■ **Description of the task**: Gather all lines with the word "value" in them.

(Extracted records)
..........

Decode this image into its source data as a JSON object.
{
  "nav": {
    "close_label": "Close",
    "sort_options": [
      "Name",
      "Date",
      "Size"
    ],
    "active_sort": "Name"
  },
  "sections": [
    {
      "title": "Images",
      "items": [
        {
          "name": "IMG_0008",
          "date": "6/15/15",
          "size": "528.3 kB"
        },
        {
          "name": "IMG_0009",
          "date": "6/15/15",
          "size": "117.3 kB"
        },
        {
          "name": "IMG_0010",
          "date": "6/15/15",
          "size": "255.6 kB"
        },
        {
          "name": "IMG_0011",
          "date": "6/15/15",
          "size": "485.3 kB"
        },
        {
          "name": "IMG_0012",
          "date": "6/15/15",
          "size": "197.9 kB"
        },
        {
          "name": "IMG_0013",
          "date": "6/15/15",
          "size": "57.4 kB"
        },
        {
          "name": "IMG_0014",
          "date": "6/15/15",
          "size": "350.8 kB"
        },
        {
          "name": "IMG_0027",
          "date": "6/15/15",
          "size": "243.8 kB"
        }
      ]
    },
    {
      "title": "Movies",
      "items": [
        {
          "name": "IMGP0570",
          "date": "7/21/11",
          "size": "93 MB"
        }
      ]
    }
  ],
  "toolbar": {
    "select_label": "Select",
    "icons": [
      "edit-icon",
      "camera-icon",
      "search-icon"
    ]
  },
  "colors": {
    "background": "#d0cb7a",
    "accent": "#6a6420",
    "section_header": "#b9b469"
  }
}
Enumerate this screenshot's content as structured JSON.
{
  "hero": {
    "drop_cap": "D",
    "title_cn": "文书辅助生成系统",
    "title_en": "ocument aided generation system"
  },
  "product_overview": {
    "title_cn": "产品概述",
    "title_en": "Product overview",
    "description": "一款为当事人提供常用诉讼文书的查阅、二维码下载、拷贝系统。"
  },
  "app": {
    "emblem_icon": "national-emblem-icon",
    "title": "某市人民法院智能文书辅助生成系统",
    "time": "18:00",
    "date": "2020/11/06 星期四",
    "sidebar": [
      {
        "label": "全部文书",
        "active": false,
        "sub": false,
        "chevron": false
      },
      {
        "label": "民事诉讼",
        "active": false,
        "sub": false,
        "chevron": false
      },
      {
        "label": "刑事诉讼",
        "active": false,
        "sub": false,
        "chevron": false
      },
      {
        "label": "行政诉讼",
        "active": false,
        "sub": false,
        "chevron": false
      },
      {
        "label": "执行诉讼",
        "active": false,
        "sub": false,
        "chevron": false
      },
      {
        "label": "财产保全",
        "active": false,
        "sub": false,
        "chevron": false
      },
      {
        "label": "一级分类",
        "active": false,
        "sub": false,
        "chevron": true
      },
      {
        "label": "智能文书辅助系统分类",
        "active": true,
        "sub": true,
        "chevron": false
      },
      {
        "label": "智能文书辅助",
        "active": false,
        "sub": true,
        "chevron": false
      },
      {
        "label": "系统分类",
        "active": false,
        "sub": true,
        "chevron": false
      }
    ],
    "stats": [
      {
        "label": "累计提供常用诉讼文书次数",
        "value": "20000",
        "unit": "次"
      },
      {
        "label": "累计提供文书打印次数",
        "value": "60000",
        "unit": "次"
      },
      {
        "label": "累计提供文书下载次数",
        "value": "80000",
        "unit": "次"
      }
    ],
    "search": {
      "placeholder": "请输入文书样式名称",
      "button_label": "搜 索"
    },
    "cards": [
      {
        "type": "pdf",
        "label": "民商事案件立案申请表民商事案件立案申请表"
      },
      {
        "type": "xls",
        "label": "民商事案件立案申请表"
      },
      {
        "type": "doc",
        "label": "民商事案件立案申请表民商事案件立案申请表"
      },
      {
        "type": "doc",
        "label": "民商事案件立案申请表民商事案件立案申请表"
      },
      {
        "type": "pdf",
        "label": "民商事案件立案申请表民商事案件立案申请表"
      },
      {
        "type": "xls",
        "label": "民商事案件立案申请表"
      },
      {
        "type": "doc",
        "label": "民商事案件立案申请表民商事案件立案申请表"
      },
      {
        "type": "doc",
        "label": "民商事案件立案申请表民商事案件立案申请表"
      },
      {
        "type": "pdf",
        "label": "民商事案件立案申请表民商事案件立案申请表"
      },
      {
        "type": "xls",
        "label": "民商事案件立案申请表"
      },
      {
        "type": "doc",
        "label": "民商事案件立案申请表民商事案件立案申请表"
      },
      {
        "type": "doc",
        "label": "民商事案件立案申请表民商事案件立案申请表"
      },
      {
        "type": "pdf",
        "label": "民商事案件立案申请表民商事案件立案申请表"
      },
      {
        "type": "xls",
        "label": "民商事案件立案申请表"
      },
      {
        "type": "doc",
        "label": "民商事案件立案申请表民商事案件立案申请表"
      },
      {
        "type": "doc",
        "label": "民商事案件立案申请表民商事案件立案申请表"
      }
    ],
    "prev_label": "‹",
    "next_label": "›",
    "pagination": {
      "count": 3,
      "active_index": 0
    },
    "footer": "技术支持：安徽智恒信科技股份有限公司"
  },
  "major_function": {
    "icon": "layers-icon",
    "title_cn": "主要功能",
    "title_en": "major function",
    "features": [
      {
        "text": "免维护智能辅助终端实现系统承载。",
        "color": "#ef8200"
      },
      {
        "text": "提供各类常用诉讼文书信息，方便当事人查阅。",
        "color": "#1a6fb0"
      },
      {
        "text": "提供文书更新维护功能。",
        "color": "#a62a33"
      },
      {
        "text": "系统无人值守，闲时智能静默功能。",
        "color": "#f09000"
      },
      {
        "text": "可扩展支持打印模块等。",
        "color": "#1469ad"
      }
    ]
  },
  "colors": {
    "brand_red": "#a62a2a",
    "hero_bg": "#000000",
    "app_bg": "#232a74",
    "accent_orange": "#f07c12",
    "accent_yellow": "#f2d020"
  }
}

..........

■ **Written solution**:
        "value": "20000",
        "value": "60000",
        "value": "80000",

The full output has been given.